[Stored data]
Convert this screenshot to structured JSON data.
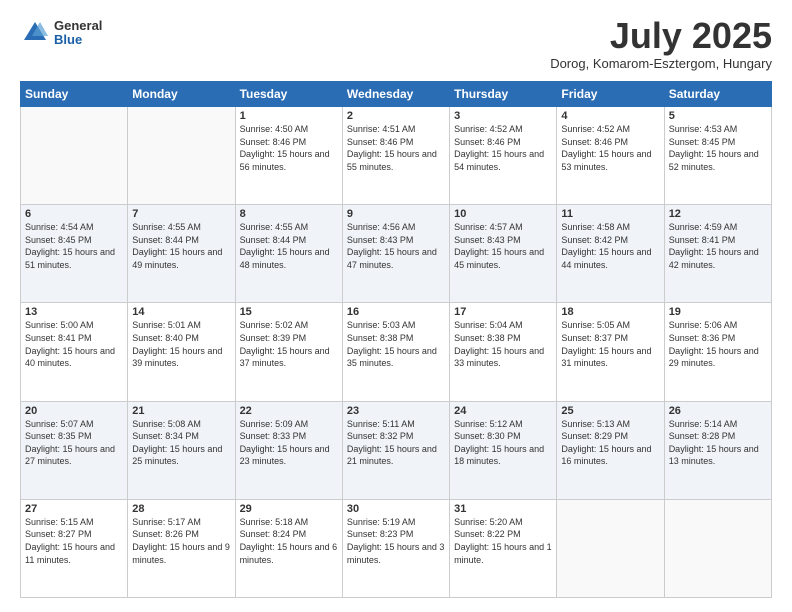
{
  "header": {
    "logo_general": "General",
    "logo_blue": "Blue",
    "title": "July 2025",
    "location": "Dorog, Komarom-Esztergom, Hungary"
  },
  "days_of_week": [
    "Sunday",
    "Monday",
    "Tuesday",
    "Wednesday",
    "Thursday",
    "Friday",
    "Saturday"
  ],
  "weeks": [
    [
      {
        "day": "",
        "sunrise": "",
        "sunset": "",
        "daylight": ""
      },
      {
        "day": "",
        "sunrise": "",
        "sunset": "",
        "daylight": ""
      },
      {
        "day": "1",
        "sunrise": "Sunrise: 4:50 AM",
        "sunset": "Sunset: 8:46 PM",
        "daylight": "Daylight: 15 hours and 56 minutes."
      },
      {
        "day": "2",
        "sunrise": "Sunrise: 4:51 AM",
        "sunset": "Sunset: 8:46 PM",
        "daylight": "Daylight: 15 hours and 55 minutes."
      },
      {
        "day": "3",
        "sunrise": "Sunrise: 4:52 AM",
        "sunset": "Sunset: 8:46 PM",
        "daylight": "Daylight: 15 hours and 54 minutes."
      },
      {
        "day": "4",
        "sunrise": "Sunrise: 4:52 AM",
        "sunset": "Sunset: 8:46 PM",
        "daylight": "Daylight: 15 hours and 53 minutes."
      },
      {
        "day": "5",
        "sunrise": "Sunrise: 4:53 AM",
        "sunset": "Sunset: 8:45 PM",
        "daylight": "Daylight: 15 hours and 52 minutes."
      }
    ],
    [
      {
        "day": "6",
        "sunrise": "Sunrise: 4:54 AM",
        "sunset": "Sunset: 8:45 PM",
        "daylight": "Daylight: 15 hours and 51 minutes."
      },
      {
        "day": "7",
        "sunrise": "Sunrise: 4:55 AM",
        "sunset": "Sunset: 8:44 PM",
        "daylight": "Daylight: 15 hours and 49 minutes."
      },
      {
        "day": "8",
        "sunrise": "Sunrise: 4:55 AM",
        "sunset": "Sunset: 8:44 PM",
        "daylight": "Daylight: 15 hours and 48 minutes."
      },
      {
        "day": "9",
        "sunrise": "Sunrise: 4:56 AM",
        "sunset": "Sunset: 8:43 PM",
        "daylight": "Daylight: 15 hours and 47 minutes."
      },
      {
        "day": "10",
        "sunrise": "Sunrise: 4:57 AM",
        "sunset": "Sunset: 8:43 PM",
        "daylight": "Daylight: 15 hours and 45 minutes."
      },
      {
        "day": "11",
        "sunrise": "Sunrise: 4:58 AM",
        "sunset": "Sunset: 8:42 PM",
        "daylight": "Daylight: 15 hours and 44 minutes."
      },
      {
        "day": "12",
        "sunrise": "Sunrise: 4:59 AM",
        "sunset": "Sunset: 8:41 PM",
        "daylight": "Daylight: 15 hours and 42 minutes."
      }
    ],
    [
      {
        "day": "13",
        "sunrise": "Sunrise: 5:00 AM",
        "sunset": "Sunset: 8:41 PM",
        "daylight": "Daylight: 15 hours and 40 minutes."
      },
      {
        "day": "14",
        "sunrise": "Sunrise: 5:01 AM",
        "sunset": "Sunset: 8:40 PM",
        "daylight": "Daylight: 15 hours and 39 minutes."
      },
      {
        "day": "15",
        "sunrise": "Sunrise: 5:02 AM",
        "sunset": "Sunset: 8:39 PM",
        "daylight": "Daylight: 15 hours and 37 minutes."
      },
      {
        "day": "16",
        "sunrise": "Sunrise: 5:03 AM",
        "sunset": "Sunset: 8:38 PM",
        "daylight": "Daylight: 15 hours and 35 minutes."
      },
      {
        "day": "17",
        "sunrise": "Sunrise: 5:04 AM",
        "sunset": "Sunset: 8:38 PM",
        "daylight": "Daylight: 15 hours and 33 minutes."
      },
      {
        "day": "18",
        "sunrise": "Sunrise: 5:05 AM",
        "sunset": "Sunset: 8:37 PM",
        "daylight": "Daylight: 15 hours and 31 minutes."
      },
      {
        "day": "19",
        "sunrise": "Sunrise: 5:06 AM",
        "sunset": "Sunset: 8:36 PM",
        "daylight": "Daylight: 15 hours and 29 minutes."
      }
    ],
    [
      {
        "day": "20",
        "sunrise": "Sunrise: 5:07 AM",
        "sunset": "Sunset: 8:35 PM",
        "daylight": "Daylight: 15 hours and 27 minutes."
      },
      {
        "day": "21",
        "sunrise": "Sunrise: 5:08 AM",
        "sunset": "Sunset: 8:34 PM",
        "daylight": "Daylight: 15 hours and 25 minutes."
      },
      {
        "day": "22",
        "sunrise": "Sunrise: 5:09 AM",
        "sunset": "Sunset: 8:33 PM",
        "daylight": "Daylight: 15 hours and 23 minutes."
      },
      {
        "day": "23",
        "sunrise": "Sunrise: 5:11 AM",
        "sunset": "Sunset: 8:32 PM",
        "daylight": "Daylight: 15 hours and 21 minutes."
      },
      {
        "day": "24",
        "sunrise": "Sunrise: 5:12 AM",
        "sunset": "Sunset: 8:30 PM",
        "daylight": "Daylight: 15 hours and 18 minutes."
      },
      {
        "day": "25",
        "sunrise": "Sunrise: 5:13 AM",
        "sunset": "Sunset: 8:29 PM",
        "daylight": "Daylight: 15 hours and 16 minutes."
      },
      {
        "day": "26",
        "sunrise": "Sunrise: 5:14 AM",
        "sunset": "Sunset: 8:28 PM",
        "daylight": "Daylight: 15 hours and 13 minutes."
      }
    ],
    [
      {
        "day": "27",
        "sunrise": "Sunrise: 5:15 AM",
        "sunset": "Sunset: 8:27 PM",
        "daylight": "Daylight: 15 hours and 11 minutes."
      },
      {
        "day": "28",
        "sunrise": "Sunrise: 5:17 AM",
        "sunset": "Sunset: 8:26 PM",
        "daylight": "Daylight: 15 hours and 9 minutes."
      },
      {
        "day": "29",
        "sunrise": "Sunrise: 5:18 AM",
        "sunset": "Sunset: 8:24 PM",
        "daylight": "Daylight: 15 hours and 6 minutes."
      },
      {
        "day": "30",
        "sunrise": "Sunrise: 5:19 AM",
        "sunset": "Sunset: 8:23 PM",
        "daylight": "Daylight: 15 hours and 3 minutes."
      },
      {
        "day": "31",
        "sunrise": "Sunrise: 5:20 AM",
        "sunset": "Sunset: 8:22 PM",
        "daylight": "Daylight: 15 hours and 1 minute."
      },
      {
        "day": "",
        "sunrise": "",
        "sunset": "",
        "daylight": ""
      },
      {
        "day": "",
        "sunrise": "",
        "sunset": "",
        "daylight": ""
      }
    ]
  ]
}
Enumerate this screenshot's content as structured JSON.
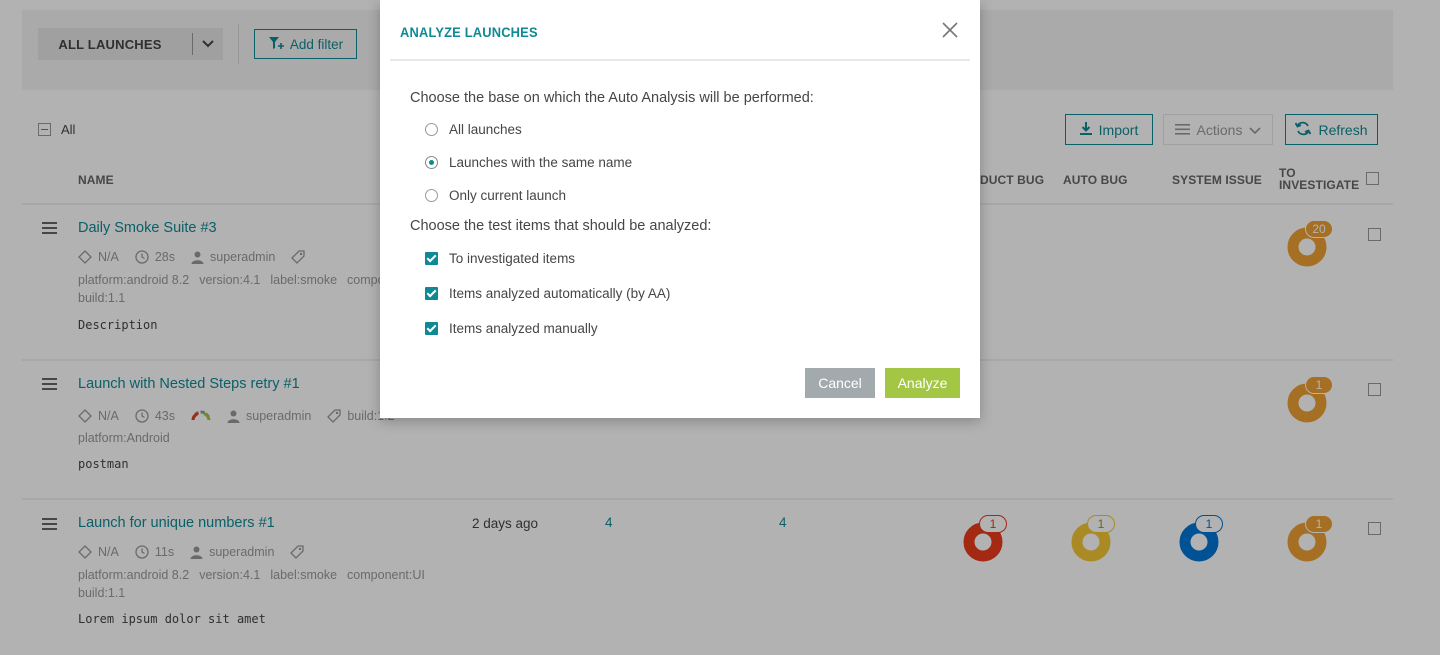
{
  "filter_bar": {
    "launch_selector": "ALL LAUNCHES",
    "add_filter": "Add filter"
  },
  "toolbar": {
    "select_all": "All",
    "import": "Import",
    "actions": "Actions",
    "refresh": "Refresh"
  },
  "columns": {
    "name": "NAME",
    "product_bug": "DUCT BUG",
    "auto_bug": "AUTO BUG",
    "system_issue": "SYSTEM ISSUE",
    "to_investigate_line1": "TO",
    "to_investigate_line2": "INVESTIGATE"
  },
  "launches": [
    {
      "name": "Daily Smoke Suite #3",
      "status": "N/A",
      "duration": "28s",
      "owner": "superadmin",
      "attributes": [
        "platform:android 8.2",
        "version:4.1",
        "label:smoke",
        "compon"
      ],
      "attributes_line2": "build:1.1",
      "description": "Description",
      "to_investigate": "20"
    },
    {
      "name": "Launch with Nested Steps retry #1",
      "status": "N/A",
      "duration": "43s",
      "owner": "superadmin",
      "tag_text": "build:1.2",
      "attributes": [
        "platform:Android"
      ],
      "description": "postman",
      "to_investigate": "1"
    },
    {
      "name": "Launch for unique numbers #1",
      "status": "N/A",
      "duration": "11s",
      "owner": "superadmin",
      "attributes": [
        "platform:android 8.2",
        "version:4.1",
        "label:smoke",
        "component:UI"
      ],
      "attributes_line2": "build:1.1",
      "description": "Lorem ipsum dolor sit amet",
      "start_time": "2 days ago",
      "total": "4",
      "passed": "4",
      "product_bug": "1",
      "auto_bug": "1",
      "system_issue": "1",
      "to_investigate": "1"
    }
  ],
  "modal": {
    "title": "ANALYZE LAUNCHES",
    "base_question": "Choose the base on which the Auto Analysis will be performed:",
    "base_options": [
      "All launches",
      "Launches with the same name",
      "Only current launch"
    ],
    "selected_base": "Launches with the same name",
    "items_question": "Choose the test items that should be analyzed:",
    "item_options": [
      "To investigated items",
      "Items analyzed automatically (by AA)",
      "Items analyzed manually"
    ],
    "cancel": "Cancel",
    "analyze": "Analyze"
  },
  "colors": {
    "accent": "#0f8a95",
    "analyze_green": "#a3c644",
    "to_investigate": "#eda034",
    "product_bug": "#ea3b1a",
    "auto_bug": "#f2c634",
    "system_issue": "#0276d6"
  }
}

• **What the task asks**: From the material above, copy each line that includes the word "description".

• **Result of this exercise**:
      "description": "Description",
      "description": "postman",
      "description": "Lorem ipsum dolor sit amet",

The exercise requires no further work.